**What you will do:** Copy out the data below word for word, leaving out the pictures.

#### Supplied records ####

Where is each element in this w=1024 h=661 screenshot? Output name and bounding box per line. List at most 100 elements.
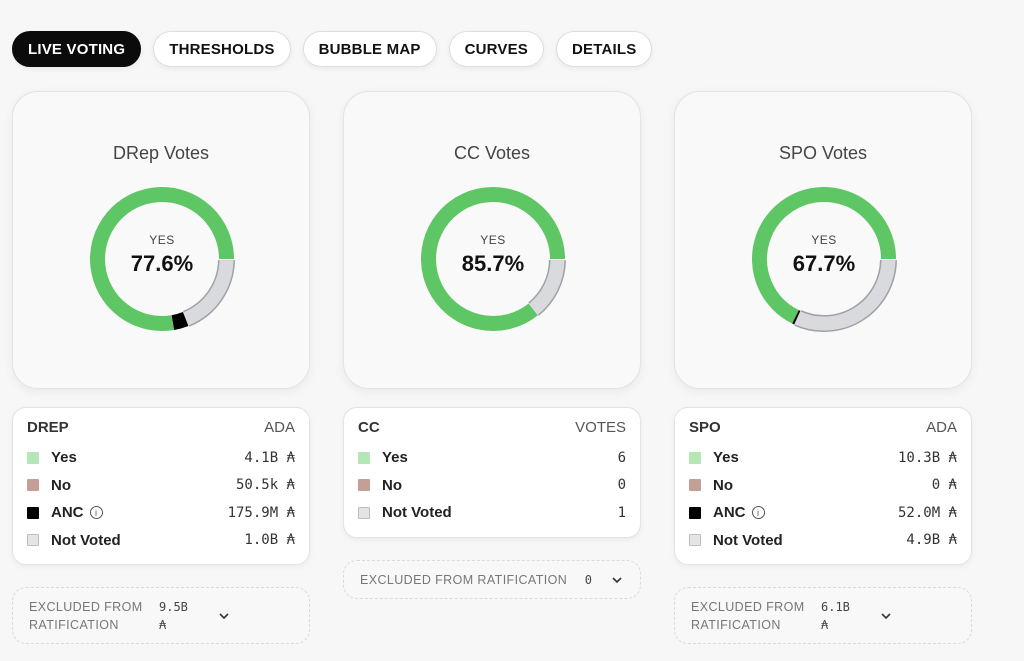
info-icon[interactable]: i (751, 506, 765, 520)
drep-anc-segment (171, 311, 189, 330)
spo-card-title: SPO Votes (778, 143, 868, 163)
legend-value: 6 (617, 449, 626, 466)
spo-anc-segment (792, 310, 801, 325)
legend-label: ANC (51, 504, 84, 522)
legend-row-yes: Yes 6 (358, 444, 626, 472)
cc-yes-percent: 85.7% (461, 251, 525, 276)
cc-column: CC Votes YES 85.7% CC VOTES Yes 6 No 0 N… (343, 91, 641, 538)
drep-donut-center: YES 77.6% (89, 186, 235, 332)
drep-donut-chart (90, 187, 235, 331)
excluded-value: 0 (584, 572, 592, 587)
cc-yes-segment (421, 187, 565, 331)
drep-yes-segment (90, 187, 234, 331)
spo-column: SPO Votes YES 67.7% SPO ADA Yes 10.3B ₳ … (674, 91, 972, 565)
spo-yes-segment (752, 187, 896, 324)
spo-legend: SPO ADA Yes 10.3B ₳ No 0 ₳ ANC i 52.0M ₳ … (674, 407, 972, 565)
info-icon[interactable]: i (89, 506, 103, 520)
drep-yes-percent: 77.6% (130, 251, 194, 276)
legend-value: 175.9M ₳ (227, 504, 295, 521)
excluded-label: EXCLUDED FROM RATIFICATION (360, 572, 568, 587)
drep-legend-title: DREP (27, 419, 69, 436)
legend-value: 4.9B ₳ (906, 532, 957, 549)
drep-votes-card: DRep Votes YES 77.6% (12, 91, 310, 389)
not-voted-swatch (689, 534, 701, 547)
legend-row-no: No 0 (358, 472, 626, 500)
tab-live-voting[interactable]: LIVE VOTING (12, 31, 142, 67)
chevron-down-icon (612, 576, 622, 583)
spo-donut-center: YES 67.7% (751, 186, 897, 332)
legend-row-anc: ANC i 52.0M ₳ (689, 499, 957, 527)
not-voted-swatch (358, 506, 370, 519)
legend-label: Not Voted (382, 504, 452, 522)
cc-legend-title: CC (358, 419, 380, 436)
no-swatch (689, 479, 701, 492)
cc-not-voted-segment (528, 259, 565, 315)
excluded-label: EXCLUDED FROM RATIFICATION (29, 599, 143, 632)
tab-details[interactable]: DETAILS (556, 31, 653, 67)
spo-legend-header: SPO ADA (689, 419, 957, 436)
yes-swatch (689, 451, 701, 464)
legend-value: 10.3B ₳ (897, 449, 957, 466)
legend-value: 0 (617, 477, 626, 494)
legend-value: 1 (617, 504, 626, 521)
legend-label: No (51, 476, 71, 494)
cc-excluded-toggle[interactable]: EXCLUDED FROM RATIFICATION 0 (343, 560, 641, 599)
drep-not-voted-segment (182, 259, 234, 326)
spo-yes-label: YES (811, 233, 837, 247)
legend-label: Not Voted (713, 531, 783, 549)
legend-row-no: No 50.5k ₳ (27, 472, 295, 500)
legend-label: Yes (713, 449, 739, 467)
legend-row-not-voted: Not Voted 4.9B ₳ (689, 527, 957, 555)
anc-swatch (689, 506, 701, 519)
yes-swatch (358, 451, 370, 464)
excluded-label: EXCLUDED FROM RATIFICATION (691, 599, 805, 632)
spo-yes-percent: 67.7% (792, 251, 856, 276)
legend-label: Yes (382, 449, 408, 467)
drep-legend-unit: ADA (264, 419, 295, 436)
legend-label: No (713, 476, 733, 494)
drep-card-title: DRep Votes (112, 143, 210, 163)
legend-row-not-voted: Not Voted 1 (358, 499, 626, 527)
tab-thresholds[interactable]: THRESHOLDS (153, 31, 291, 67)
drep-column: DRep Votes YES 77.6% DREP ADA Yes 4.1B ₳… (12, 91, 310, 565)
yes-swatch (27, 451, 39, 464)
excluded-value: 9.5B ₳ (159, 599, 188, 632)
spo-legend-unit: ADA (926, 419, 957, 436)
cc-donut-chart (421, 187, 566, 331)
not-voted-swatch (27, 534, 39, 547)
legend-label: Yes (51, 449, 77, 467)
legend-value: 4.1B ₳ (244, 449, 295, 466)
legend-label: No (382, 476, 402, 494)
chevron-down-icon (881, 612, 891, 619)
tab-bubble-map[interactable]: BUBBLE MAP (302, 31, 437, 67)
cc-donut-center: YES 85.7% (420, 186, 566, 332)
cc-votes-card: CC Votes YES 85.7% (343, 91, 641, 389)
anc-swatch (27, 506, 39, 519)
cc-card-title: CC Votes (453, 143, 531, 163)
chevron-down-icon (219, 612, 229, 619)
drep-excluded-toggle[interactable]: EXCLUDED FROM RATIFICATION 9.5B ₳ (12, 587, 310, 644)
legend-row-no: No 0 ₳ (689, 472, 957, 500)
no-swatch (27, 479, 39, 492)
legend-label: ANC (713, 504, 746, 522)
legend-row-not-voted: Not Voted 1.0B ₳ (27, 527, 295, 555)
excluded-value: 6.1B ₳ (821, 599, 850, 632)
spo-not-voted-segment (794, 259, 896, 331)
cc-yes-label: YES (480, 233, 506, 247)
legend-value: 1.0B ₳ (244, 532, 295, 549)
legend-value: 52.0M ₳ (897, 504, 957, 521)
tab-curves[interactable]: CURVES (448, 31, 545, 67)
drep-legend-header: DREP ADA (27, 419, 295, 436)
spo-votes-card: SPO Votes YES 67.7% (674, 91, 972, 389)
no-swatch (358, 479, 370, 492)
legend-value: 50.5k ₳ (235, 477, 295, 494)
spo-donut-chart (752, 187, 897, 332)
legend-row-yes: Yes 10.3B ₳ (689, 444, 957, 472)
legend-row-anc: ANC i 175.9M ₳ (27, 499, 295, 527)
cc-legend-unit: VOTES (575, 419, 626, 436)
spo-excluded-toggle[interactable]: EXCLUDED FROM RATIFICATION 6.1B ₳ (674, 587, 972, 644)
legend-label: Not Voted (51, 531, 121, 549)
cc-legend: CC VOTES Yes 6 No 0 Not Voted 1 (343, 407, 641, 538)
drep-legend: DREP ADA Yes 4.1B ₳ No 50.5k ₳ ANC i 175.… (12, 407, 310, 565)
spo-legend-title: SPO (689, 419, 721, 436)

####

**Reply to the exercise:**
Where is each element in this w=1024 h=661 screenshot? Output name and bounding box per line. List at most 100 elements.
info-icon[interactable]: i (751, 506, 765, 520)
drep-anc-segment (171, 311, 189, 330)
spo-card-title: SPO Votes (778, 143, 868, 163)
legend-value: 6 (617, 449, 626, 466)
spo-anc-segment (792, 310, 801, 325)
legend-label: ANC (51, 504, 84, 522)
legend-row-yes: Yes 6 (358, 444, 626, 472)
cc-yes-percent: 85.7% (461, 251, 525, 276)
cc-column: CC Votes YES 85.7% CC VOTES Yes 6 No 0 N… (343, 91, 641, 538)
drep-donut-center: YES 77.6% (89, 186, 235, 332)
drep-donut-chart (90, 187, 235, 331)
excluded-value: 0 (584, 572, 592, 587)
cc-yes-segment (421, 187, 565, 331)
drep-yes-segment (90, 187, 234, 331)
spo-column: SPO Votes YES 67.7% SPO ADA Yes 10.3B ₳ … (674, 91, 972, 565)
spo-yes-segment (752, 187, 896, 324)
spo-legend: SPO ADA Yes 10.3B ₳ No 0 ₳ ANC i 52.0M ₳ … (674, 407, 972, 565)
info-icon[interactable]: i (89, 506, 103, 520)
drep-yes-percent: 77.6% (130, 251, 194, 276)
legend-value: 175.9M ₳ (227, 504, 295, 521)
excluded-label: EXCLUDED FROM RATIFICATION (360, 572, 568, 587)
drep-legend-title: DREP (27, 419, 69, 436)
legend-value: 4.9B ₳ (906, 532, 957, 549)
drep-votes-card: DRep Votes YES 77.6% (12, 91, 310, 389)
not-voted-swatch (689, 534, 701, 547)
legend-row-no: No 0 (358, 472, 626, 500)
tab-live-voting[interactable]: LIVE VOTING (12, 31, 142, 67)
chevron-down-icon (612, 576, 622, 583)
spo-donut-center: YES 67.7% (751, 186, 897, 332)
legend-row-anc: ANC i 52.0M ₳ (689, 499, 957, 527)
not-voted-swatch (358, 506, 370, 519)
legend-label: Not Voted (382, 504, 452, 522)
cc-legend-title: CC (358, 419, 380, 436)
no-swatch (689, 479, 701, 492)
cc-not-voted-segment (528, 259, 565, 315)
excluded-label: EXCLUDED FROM RATIFICATION (29, 599, 143, 632)
tab-details[interactable]: DETAILS (556, 31, 653, 67)
spo-legend-header: SPO ADA (689, 419, 957, 436)
yes-swatch (689, 451, 701, 464)
legend-value: 10.3B ₳ (897, 449, 957, 466)
legend-value: 0 (617, 477, 626, 494)
legend-value: 1 (617, 504, 626, 521)
legend-label: No (51, 476, 71, 494)
cc-excluded-toggle[interactable]: EXCLUDED FROM RATIFICATION 0 (343, 560, 641, 599)
drep-not-voted-segment (182, 259, 234, 326)
spo-yes-label: YES (811, 233, 837, 247)
legend-label: Not Voted (713, 531, 783, 549)
legend-row-no: No 50.5k ₳ (27, 472, 295, 500)
legend-label: Yes (713, 449, 739, 467)
legend-row-not-voted: Not Voted 4.9B ₳ (689, 527, 957, 555)
anc-swatch (689, 506, 701, 519)
yes-swatch (358, 451, 370, 464)
excluded-label: EXCLUDED FROM RATIFICATION (691, 599, 805, 632)
spo-yes-percent: 67.7% (792, 251, 856, 276)
legend-label: Yes (382, 449, 408, 467)
drep-legend-unit: ADA (264, 419, 295, 436)
legend-label: No (713, 476, 733, 494)
drep-card-title: DRep Votes (112, 143, 210, 163)
legend-row-not-voted: Not Voted 1 (358, 499, 626, 527)
tab-thresholds[interactable]: THRESHOLDS (153, 31, 291, 67)
drep-column: DRep Votes YES 77.6% DREP ADA Yes 4.1B ₳… (12, 91, 310, 565)
yes-swatch (27, 451, 39, 464)
excluded-value: 9.5B ₳ (159, 599, 188, 632)
spo-legend-unit: ADA (926, 419, 957, 436)
cc-donut-chart (421, 187, 566, 331)
not-voted-swatch (27, 534, 39, 547)
legend-label: Yes (51, 449, 77, 467)
legend-value: 4.1B ₳ (244, 449, 295, 466)
legend-label: No (382, 476, 402, 494)
chevron-down-icon (881, 612, 891, 619)
tab-bubble-map[interactable]: BUBBLE MAP (302, 31, 437, 67)
cc-donut-center: YES 85.7% (420, 186, 566, 332)
cc-votes-card: CC Votes YES 85.7% (343, 91, 641, 389)
anc-swatch (27, 506, 39, 519)
cc-card-title: CC Votes (453, 143, 531, 163)
chevron-down-icon (219, 612, 229, 619)
drep-excluded-toggle[interactable]: EXCLUDED FROM RATIFICATION 9.5B ₳ (12, 587, 310, 644)
legend-row-no: No 0 ₳ (689, 472, 957, 500)
no-swatch (27, 479, 39, 492)
legend-label: ANC (713, 504, 746, 522)
legend-row-not-voted: Not Voted 1.0B ₳ (27, 527, 295, 555)
excluded-value: 6.1B ₳ (821, 599, 850, 632)
spo-not-voted-segment (794, 259, 896, 331)
cc-yes-label: YES (480, 233, 506, 247)
legend-value: 1.0B ₳ (244, 532, 295, 549)
legend-value: 52.0M ₳ (897, 504, 957, 521)
tab-curves[interactable]: CURVES (448, 31, 545, 67)
drep-legend-header: DREP ADA (27, 419, 295, 436)
spo-votes-card: SPO Votes YES 67.7% (674, 91, 972, 389)
no-swatch (358, 479, 370, 492)
legend-value: 50.5k ₳ (235, 477, 295, 494)
spo-donut-chart (752, 187, 897, 332)
legend-row-yes: Yes 10.3B ₳ (689, 444, 957, 472)
legend-row-anc: ANC i 175.9M ₳ (27, 499, 295, 527)
cc-legend-unit: VOTES (575, 419, 626, 436)
spo-excluded-toggle[interactable]: EXCLUDED FROM RATIFICATION 6.1B ₳ (674, 587, 972, 644)
legend-label: Not Voted (51, 531, 121, 549)
cc-legend: CC VOTES Yes 6 No 0 Not Voted 1 (343, 407, 641, 538)
drep-legend: DREP ADA Yes 4.1B ₳ No 50.5k ₳ ANC i 175.… (12, 407, 310, 565)
spo-legend-title: SPO (689, 419, 721, 436)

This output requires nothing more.